--- Input data ---

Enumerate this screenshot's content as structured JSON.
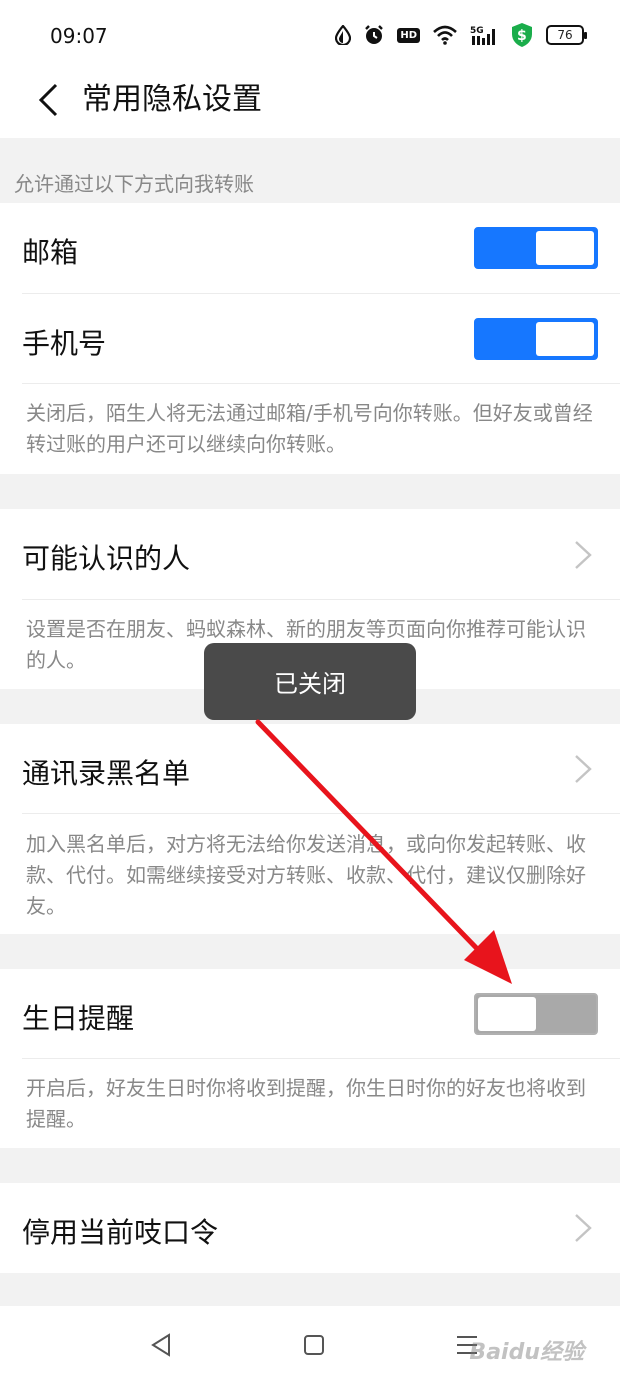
{
  "status": {
    "time": "09:07",
    "hd": "HD",
    "battery": "76",
    "signal_type": "5G"
  },
  "nav": {
    "title": "常用隐私设置"
  },
  "transfer": {
    "header": "允许通过以下方式向我转账",
    "email_label": "邮箱",
    "email_on": true,
    "phone_label": "手机号",
    "phone_on": true,
    "description": "关闭后，陌生人将无法通过邮箱/手机号向你转账。但好友或曾经转过账的用户还可以继续向你转账。"
  },
  "people": {
    "label": "可能认识的人",
    "description": "设置是否在朋友、蚂蚁森林、新的朋友等页面向你推荐可能认识的人。"
  },
  "blacklist": {
    "label": "通讯录黑名单",
    "description": "加入黑名单后，对方将无法给你发送消息，或向你发起转账、收款、代付。如需继续接受对方转账、收款、代付，建议仅删除好友。"
  },
  "birthday": {
    "label": "生日提醒",
    "on": false,
    "description": "开启后，好友生日时你将收到提醒，你生日时你的好友也将收到提醒。"
  },
  "password": {
    "label": "停用当前吱口令"
  },
  "toast": {
    "text": "已关闭"
  },
  "watermark": {
    "text": "Baidu经验"
  },
  "colors": {
    "accent": "#1677ff",
    "toggle_off": "#a9a9a9",
    "arrow": "#e8141c",
    "toast_bg": "#4a4a4a"
  },
  "icons": [
    "water-drop-icon",
    "alarm-icon",
    "hd-icon",
    "wifi-icon",
    "signal-icon",
    "shield-dollar-icon",
    "battery-icon",
    "back-chevron-icon",
    "chevron-right-icon",
    "triangle-back-icon",
    "square-home-icon",
    "menu-lines-icon"
  ]
}
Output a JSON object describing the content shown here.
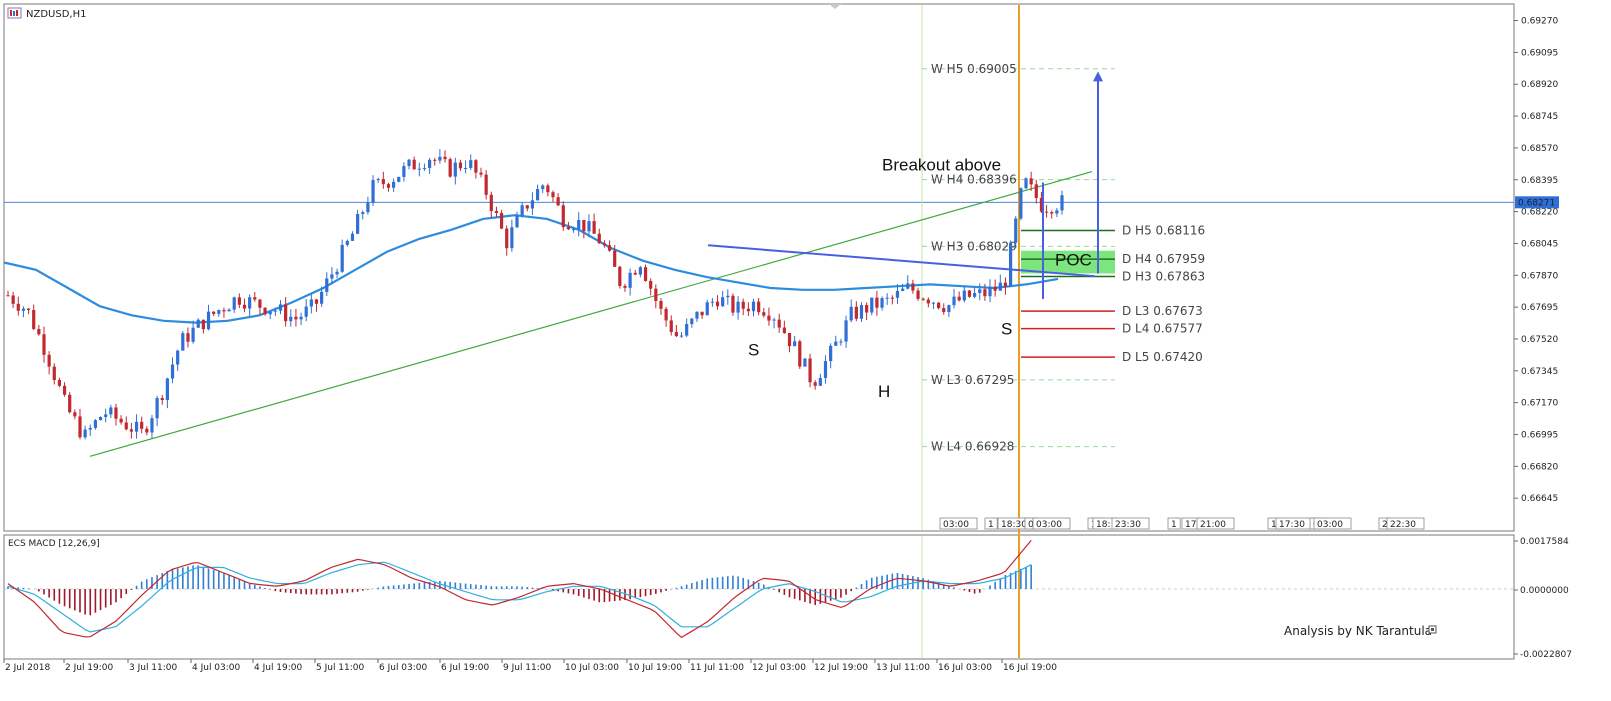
{
  "window": {
    "symbol_label": "NZDUSD,H1"
  },
  "indicator": {
    "macd_label": "ECS MACD [12,26,9]",
    "macd_top": "0.0017584",
    "macd_zero": "0.0000000",
    "macd_bottom": "-0.0022807"
  },
  "credit": "Analysis by NK Tarantula",
  "colors": {
    "bull": "#2f6fd6",
    "bear": "#c0292f",
    "ma": "#2b8ce0",
    "trend": "#3fa83f",
    "neckline": "#4a5fe0",
    "vline": "#e8a020",
    "poc": "#66e066",
    "macd_line": "#c0292f",
    "signal_line": "#2fb0e0"
  },
  "chart_data": {
    "type": "candlestick",
    "symbol": "NZDUSD",
    "timeframe": "H1",
    "ylim": [
      0.6647,
      0.6935
    ],
    "y_ticks": [
      "0.69270",
      "0.69095",
      "0.68920",
      "0.68745",
      "0.68570",
      "0.68395",
      "0.68220",
      "0.68045",
      "0.67870",
      "0.67695",
      "0.67520",
      "0.67345",
      "0.67170",
      "0.66995",
      "0.66820",
      "0.66645"
    ],
    "current_price": "0.68271",
    "x_labels": [
      "2 Jul 2018",
      "2 Jul 19:00",
      "3 Jul 11:00",
      "4 Jul 03:00",
      "4 Jul 19:00",
      "5 Jul 11:00",
      "6 Jul 03:00",
      "6 Jul 19:00",
      "9 Jul 11:00",
      "10 Jul 03:00",
      "10 Jul 19:00",
      "11 Jul 11:00",
      "12 Jul 03:00",
      "12 Jul 19:00",
      "13 Jul 11:00",
      "16 Jul 03:00",
      "16 Jul 19:00"
    ],
    "session_tags": [
      "03:00",
      "1",
      "18:30",
      "0",
      "03:00",
      "1",
      "18:",
      "23:30",
      "1",
      "17",
      "21:00",
      "1",
      "17:30",
      "0",
      "03:00",
      "2",
      "22:30"
    ],
    "close_path": [
      0.6776,
      0.6768,
      0.6745,
      0.6715,
      0.6698,
      0.6712,
      0.6706,
      0.67,
      0.6722,
      0.675,
      0.676,
      0.6768,
      0.6775,
      0.6771,
      0.6768,
      0.6763,
      0.677,
      0.679,
      0.681,
      0.6835,
      0.684,
      0.6847,
      0.6852,
      0.6845,
      0.685,
      0.6832,
      0.6805,
      0.6825,
      0.6838,
      0.6818,
      0.6815,
      0.6805,
      0.6782,
      0.6795,
      0.6768,
      0.6752,
      0.6765,
      0.6775,
      0.6768,
      0.6772,
      0.6765,
      0.6748,
      0.6728,
      0.6745,
      0.6765,
      0.677,
      0.6773,
      0.678,
      0.6775,
      0.677,
      0.6775,
      0.6777,
      0.6782,
      0.6839,
      0.6825,
      0.6827
    ],
    "moving_average_path": [
      0.6794,
      0.679,
      0.678,
      0.677,
      0.6765,
      0.6762,
      0.6761,
      0.6762,
      0.6765,
      0.6772,
      0.678,
      0.679,
      0.68,
      0.6807,
      0.6812,
      0.6818,
      0.682,
      0.6818,
      0.6812,
      0.6802,
      0.6795,
      0.679,
      0.6786,
      0.6783,
      0.678,
      0.6779,
      0.6779,
      0.678,
      0.6781,
      0.6782,
      0.6781,
      0.678,
      0.6782,
      0.6785
    ],
    "weekly_pivots": [
      {
        "label": "W  H5 0.69005",
        "value": 0.69005
      },
      {
        "label": "W  H4 0.68396",
        "value": 0.68396
      },
      {
        "label": "W  H3 0.68029",
        "value": 0.68029
      },
      {
        "label": "W  L3 0.67295",
        "value": 0.67295
      },
      {
        "label": "W  L4 0.66928",
        "value": 0.66928
      }
    ],
    "daily_pivots": [
      {
        "label": "D  H5 0.68116",
        "value": 0.68116,
        "color": "#1e6e1e"
      },
      {
        "label": "D  H4 0.67959",
        "value": 0.67959,
        "color": "#1e6e1e"
      },
      {
        "label": "D  H3 0.67863",
        "value": 0.67863,
        "color": "#1e6e1e"
      },
      {
        "label": "D  L3 0.67673",
        "value": 0.67673,
        "color": "#d02020"
      },
      {
        "label": "D  L4 0.67577",
        "value": 0.67577,
        "color": "#d02020"
      },
      {
        "label": "D  L5 0.67420",
        "value": 0.6742,
        "color": "#d02020"
      }
    ],
    "annotations": {
      "breakout": "Breakout above",
      "poc": "POC",
      "pattern": [
        "S",
        "H",
        "S"
      ]
    },
    "macd_hist_path": [
      0.0001,
      0.0,
      -0.0006,
      -0.001,
      -0.0005,
      0.0003,
      0.0007,
      0.0009,
      0.0006,
      0.0002,
      -0.0001,
      -0.0002,
      -0.0002,
      -0.0001,
      0.0001,
      0.0002,
      0.0003,
      0.0002,
      0.0001,
      0.0001,
      0.0,
      -0.0002,
      -0.0005,
      -0.0004,
      -0.0002,
      0.0001,
      0.0004,
      0.0005,
      0.0002,
      -0.0003,
      -0.0006,
      -0.0003,
      0.0004,
      0.0006,
      0.0004,
      0.0001,
      -0.0002,
      0.0005,
      0.0009
    ],
    "macd_line_path": [
      0.0002,
      -0.0005,
      -0.0016,
      -0.0018,
      -0.0012,
      -0.0002,
      0.0007,
      0.001,
      0.0006,
      0.0002,
      0.0001,
      0.0003,
      0.0008,
      0.0011,
      0.0009,
      0.0004,
      0.0001,
      -0.0004,
      -0.0006,
      -0.0003,
      0.0001,
      0.0002,
      0.0,
      -0.0004,
      -0.0008,
      -0.0018,
      -0.0012,
      -0.0003,
      0.0004,
      0.0003,
      -0.0004,
      -0.0007,
      0.0,
      0.0004,
      0.0003,
      0.0001,
      0.0003,
      0.0006,
      0.0018
    ],
    "signal_line_path": [
      0.0001,
      -0.0002,
      -0.0009,
      -0.0016,
      -0.0014,
      -0.0006,
      0.0003,
      0.0008,
      0.0008,
      0.0004,
      0.0002,
      0.0002,
      0.0006,
      0.0009,
      0.001,
      0.0006,
      0.0002,
      -0.0001,
      -0.0004,
      -0.0004,
      -0.0001,
      0.0001,
      0.0001,
      -0.0002,
      -0.0006,
      -0.0014,
      -0.0014,
      -0.0007,
      0.0,
      0.0002,
      -0.0001,
      -0.0005,
      -0.0003,
      0.0001,
      0.0003,
      0.0002,
      0.0002,
      0.0004,
      0.0009
    ]
  }
}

---

#### [Requirement]
Find all the lines containing "JSON" in the material, then copy them.

#### [Response to this task]
Enumerate this screenshot's content as structured JSON.
Output a JSON object describing the content shown here.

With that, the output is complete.